___ Record extracts ___
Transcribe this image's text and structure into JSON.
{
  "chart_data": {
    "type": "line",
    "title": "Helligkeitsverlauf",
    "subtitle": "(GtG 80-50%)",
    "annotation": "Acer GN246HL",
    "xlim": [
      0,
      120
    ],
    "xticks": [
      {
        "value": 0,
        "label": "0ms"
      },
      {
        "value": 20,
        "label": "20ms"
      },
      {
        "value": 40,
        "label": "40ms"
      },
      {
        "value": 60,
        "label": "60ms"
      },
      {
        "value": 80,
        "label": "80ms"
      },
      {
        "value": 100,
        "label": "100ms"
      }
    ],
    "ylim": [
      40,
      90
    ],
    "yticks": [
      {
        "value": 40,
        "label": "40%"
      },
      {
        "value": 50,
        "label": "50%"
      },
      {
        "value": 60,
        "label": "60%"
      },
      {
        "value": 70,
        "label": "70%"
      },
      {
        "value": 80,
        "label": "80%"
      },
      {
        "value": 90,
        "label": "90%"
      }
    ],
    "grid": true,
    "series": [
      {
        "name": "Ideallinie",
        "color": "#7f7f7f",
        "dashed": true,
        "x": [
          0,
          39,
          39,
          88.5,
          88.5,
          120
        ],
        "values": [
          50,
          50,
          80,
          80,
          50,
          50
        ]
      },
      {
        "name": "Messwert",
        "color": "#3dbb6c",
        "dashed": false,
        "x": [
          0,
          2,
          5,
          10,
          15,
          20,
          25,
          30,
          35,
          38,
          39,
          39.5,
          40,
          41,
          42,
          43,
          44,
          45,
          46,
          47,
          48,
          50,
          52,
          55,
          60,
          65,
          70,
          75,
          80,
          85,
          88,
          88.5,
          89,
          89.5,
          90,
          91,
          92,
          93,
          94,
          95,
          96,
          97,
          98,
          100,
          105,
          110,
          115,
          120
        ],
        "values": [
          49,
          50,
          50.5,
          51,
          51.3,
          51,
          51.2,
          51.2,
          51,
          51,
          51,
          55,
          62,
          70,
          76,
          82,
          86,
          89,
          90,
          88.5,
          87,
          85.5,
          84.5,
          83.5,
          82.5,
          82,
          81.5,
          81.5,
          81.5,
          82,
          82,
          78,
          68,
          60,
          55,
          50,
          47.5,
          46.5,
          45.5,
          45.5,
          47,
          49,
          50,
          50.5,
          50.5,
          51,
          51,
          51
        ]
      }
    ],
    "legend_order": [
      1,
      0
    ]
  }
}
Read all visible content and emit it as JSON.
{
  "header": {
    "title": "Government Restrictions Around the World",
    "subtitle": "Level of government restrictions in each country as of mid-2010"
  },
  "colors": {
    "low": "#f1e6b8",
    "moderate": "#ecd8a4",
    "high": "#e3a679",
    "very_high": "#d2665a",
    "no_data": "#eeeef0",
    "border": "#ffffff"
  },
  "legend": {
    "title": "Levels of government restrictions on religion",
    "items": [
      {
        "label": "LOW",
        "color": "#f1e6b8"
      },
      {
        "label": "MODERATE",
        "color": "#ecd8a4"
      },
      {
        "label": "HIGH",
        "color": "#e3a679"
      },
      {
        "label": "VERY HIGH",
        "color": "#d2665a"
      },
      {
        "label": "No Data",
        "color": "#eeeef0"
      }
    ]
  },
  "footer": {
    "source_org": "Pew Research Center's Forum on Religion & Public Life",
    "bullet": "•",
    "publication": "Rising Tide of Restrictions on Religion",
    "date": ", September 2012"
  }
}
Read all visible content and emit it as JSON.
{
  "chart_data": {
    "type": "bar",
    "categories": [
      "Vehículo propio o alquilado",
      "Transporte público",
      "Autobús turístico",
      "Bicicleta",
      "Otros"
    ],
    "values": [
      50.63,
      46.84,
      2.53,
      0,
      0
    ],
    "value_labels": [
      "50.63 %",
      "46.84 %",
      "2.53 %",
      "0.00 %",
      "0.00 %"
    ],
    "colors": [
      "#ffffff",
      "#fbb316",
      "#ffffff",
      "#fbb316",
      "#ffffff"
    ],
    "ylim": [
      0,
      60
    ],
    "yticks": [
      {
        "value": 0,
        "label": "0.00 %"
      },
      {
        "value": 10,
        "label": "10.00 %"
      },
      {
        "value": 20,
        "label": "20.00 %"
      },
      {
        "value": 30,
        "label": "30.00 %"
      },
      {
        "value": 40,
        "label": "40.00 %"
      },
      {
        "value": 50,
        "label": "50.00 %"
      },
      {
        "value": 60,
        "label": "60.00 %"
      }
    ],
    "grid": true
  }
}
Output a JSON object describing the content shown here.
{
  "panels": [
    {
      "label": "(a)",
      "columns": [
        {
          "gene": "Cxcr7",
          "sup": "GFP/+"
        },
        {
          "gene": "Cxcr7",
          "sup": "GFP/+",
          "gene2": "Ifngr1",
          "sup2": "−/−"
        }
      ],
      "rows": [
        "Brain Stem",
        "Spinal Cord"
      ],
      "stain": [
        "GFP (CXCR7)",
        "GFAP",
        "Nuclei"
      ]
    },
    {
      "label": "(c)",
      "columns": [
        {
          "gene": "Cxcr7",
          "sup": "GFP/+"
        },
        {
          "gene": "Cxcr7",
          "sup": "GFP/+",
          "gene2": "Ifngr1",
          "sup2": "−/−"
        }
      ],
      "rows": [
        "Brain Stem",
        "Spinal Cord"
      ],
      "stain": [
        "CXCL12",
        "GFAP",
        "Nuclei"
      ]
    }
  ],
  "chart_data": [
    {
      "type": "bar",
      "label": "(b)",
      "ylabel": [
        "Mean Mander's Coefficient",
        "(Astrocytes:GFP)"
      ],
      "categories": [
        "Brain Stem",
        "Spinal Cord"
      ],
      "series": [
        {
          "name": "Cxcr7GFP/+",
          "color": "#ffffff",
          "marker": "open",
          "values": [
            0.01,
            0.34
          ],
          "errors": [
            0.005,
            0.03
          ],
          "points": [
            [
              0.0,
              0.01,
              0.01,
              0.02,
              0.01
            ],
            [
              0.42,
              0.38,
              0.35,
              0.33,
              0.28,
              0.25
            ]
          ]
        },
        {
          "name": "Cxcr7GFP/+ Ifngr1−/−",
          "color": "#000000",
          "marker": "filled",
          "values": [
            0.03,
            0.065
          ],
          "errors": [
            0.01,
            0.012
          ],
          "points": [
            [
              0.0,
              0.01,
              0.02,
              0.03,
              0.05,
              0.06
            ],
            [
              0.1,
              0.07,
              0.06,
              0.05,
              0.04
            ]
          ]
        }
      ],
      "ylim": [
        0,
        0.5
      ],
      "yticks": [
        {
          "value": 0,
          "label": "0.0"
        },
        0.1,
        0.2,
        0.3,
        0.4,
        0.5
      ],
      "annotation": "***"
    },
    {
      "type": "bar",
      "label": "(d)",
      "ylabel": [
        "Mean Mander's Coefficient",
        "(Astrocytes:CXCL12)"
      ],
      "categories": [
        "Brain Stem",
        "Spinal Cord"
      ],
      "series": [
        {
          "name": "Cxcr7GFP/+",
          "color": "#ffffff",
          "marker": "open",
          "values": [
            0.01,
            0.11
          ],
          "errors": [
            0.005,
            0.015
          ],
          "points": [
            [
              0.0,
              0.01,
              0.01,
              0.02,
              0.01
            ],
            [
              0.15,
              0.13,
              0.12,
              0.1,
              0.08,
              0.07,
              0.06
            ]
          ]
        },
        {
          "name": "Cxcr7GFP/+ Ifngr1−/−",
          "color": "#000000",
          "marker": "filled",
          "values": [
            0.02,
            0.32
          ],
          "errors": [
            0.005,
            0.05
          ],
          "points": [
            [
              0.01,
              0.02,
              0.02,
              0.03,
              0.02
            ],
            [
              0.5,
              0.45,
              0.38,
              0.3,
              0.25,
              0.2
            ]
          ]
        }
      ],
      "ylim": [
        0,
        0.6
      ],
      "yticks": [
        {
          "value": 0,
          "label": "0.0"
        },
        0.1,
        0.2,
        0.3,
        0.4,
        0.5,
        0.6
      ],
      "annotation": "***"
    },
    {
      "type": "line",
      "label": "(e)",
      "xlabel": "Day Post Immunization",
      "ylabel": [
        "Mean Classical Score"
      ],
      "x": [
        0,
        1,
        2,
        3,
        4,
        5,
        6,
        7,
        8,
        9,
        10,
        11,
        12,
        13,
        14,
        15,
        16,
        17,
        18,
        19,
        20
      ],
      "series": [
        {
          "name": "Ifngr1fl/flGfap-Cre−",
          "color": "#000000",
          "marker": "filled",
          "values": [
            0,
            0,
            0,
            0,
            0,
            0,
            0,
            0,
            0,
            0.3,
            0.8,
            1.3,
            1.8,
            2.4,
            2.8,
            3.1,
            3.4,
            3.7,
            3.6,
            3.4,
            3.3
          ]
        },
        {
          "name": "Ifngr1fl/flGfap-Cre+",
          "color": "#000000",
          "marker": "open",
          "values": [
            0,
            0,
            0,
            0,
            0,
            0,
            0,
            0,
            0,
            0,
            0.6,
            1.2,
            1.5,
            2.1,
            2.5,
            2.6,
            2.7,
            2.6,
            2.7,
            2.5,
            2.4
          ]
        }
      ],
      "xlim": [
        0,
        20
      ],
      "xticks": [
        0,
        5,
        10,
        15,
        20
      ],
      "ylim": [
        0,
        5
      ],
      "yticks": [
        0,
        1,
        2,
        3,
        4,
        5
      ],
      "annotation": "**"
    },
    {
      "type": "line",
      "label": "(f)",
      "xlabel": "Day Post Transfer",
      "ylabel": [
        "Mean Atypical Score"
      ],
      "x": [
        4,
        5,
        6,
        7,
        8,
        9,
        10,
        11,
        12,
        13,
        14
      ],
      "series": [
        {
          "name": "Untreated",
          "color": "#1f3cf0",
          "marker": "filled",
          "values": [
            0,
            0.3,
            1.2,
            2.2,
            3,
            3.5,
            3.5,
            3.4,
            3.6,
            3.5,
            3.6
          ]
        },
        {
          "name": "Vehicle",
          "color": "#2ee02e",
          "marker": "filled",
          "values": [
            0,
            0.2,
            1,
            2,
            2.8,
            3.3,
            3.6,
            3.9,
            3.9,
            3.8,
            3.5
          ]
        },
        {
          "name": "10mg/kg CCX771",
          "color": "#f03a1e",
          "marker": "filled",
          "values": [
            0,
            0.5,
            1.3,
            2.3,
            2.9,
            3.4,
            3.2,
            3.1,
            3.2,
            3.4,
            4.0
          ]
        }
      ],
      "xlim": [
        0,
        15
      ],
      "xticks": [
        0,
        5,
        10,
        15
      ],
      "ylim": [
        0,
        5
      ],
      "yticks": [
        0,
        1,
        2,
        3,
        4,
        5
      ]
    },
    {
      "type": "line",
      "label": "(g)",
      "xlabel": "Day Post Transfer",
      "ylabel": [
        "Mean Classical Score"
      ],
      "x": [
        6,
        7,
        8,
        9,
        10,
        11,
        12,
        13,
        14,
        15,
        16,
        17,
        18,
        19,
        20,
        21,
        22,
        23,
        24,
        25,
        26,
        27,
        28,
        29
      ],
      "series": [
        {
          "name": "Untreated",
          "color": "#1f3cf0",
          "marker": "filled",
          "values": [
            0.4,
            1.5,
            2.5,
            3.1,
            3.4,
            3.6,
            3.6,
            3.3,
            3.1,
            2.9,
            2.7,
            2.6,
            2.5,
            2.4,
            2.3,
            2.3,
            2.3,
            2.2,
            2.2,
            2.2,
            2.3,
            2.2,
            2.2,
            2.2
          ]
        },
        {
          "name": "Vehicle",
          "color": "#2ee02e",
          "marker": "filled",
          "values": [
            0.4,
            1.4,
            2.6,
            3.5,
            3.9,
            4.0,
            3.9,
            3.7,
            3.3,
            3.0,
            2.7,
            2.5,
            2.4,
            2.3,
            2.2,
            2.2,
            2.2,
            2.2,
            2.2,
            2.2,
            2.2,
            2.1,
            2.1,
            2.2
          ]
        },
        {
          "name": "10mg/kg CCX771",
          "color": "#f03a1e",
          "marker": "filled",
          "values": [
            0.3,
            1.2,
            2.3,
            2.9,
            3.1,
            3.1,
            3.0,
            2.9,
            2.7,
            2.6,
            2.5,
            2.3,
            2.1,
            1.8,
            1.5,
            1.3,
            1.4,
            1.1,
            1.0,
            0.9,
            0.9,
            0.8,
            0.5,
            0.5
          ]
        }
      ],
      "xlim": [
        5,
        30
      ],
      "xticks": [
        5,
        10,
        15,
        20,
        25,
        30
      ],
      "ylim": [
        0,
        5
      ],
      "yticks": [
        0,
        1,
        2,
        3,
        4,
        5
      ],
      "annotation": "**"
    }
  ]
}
___
Using the records above, find and show each line with the string "JSON".

Transcribe this image's text and structure into JSON.
Read all visible content and emit it as JSON.
Read all visible content and emit it as JSON.
Output a JSON object describing the content shown here.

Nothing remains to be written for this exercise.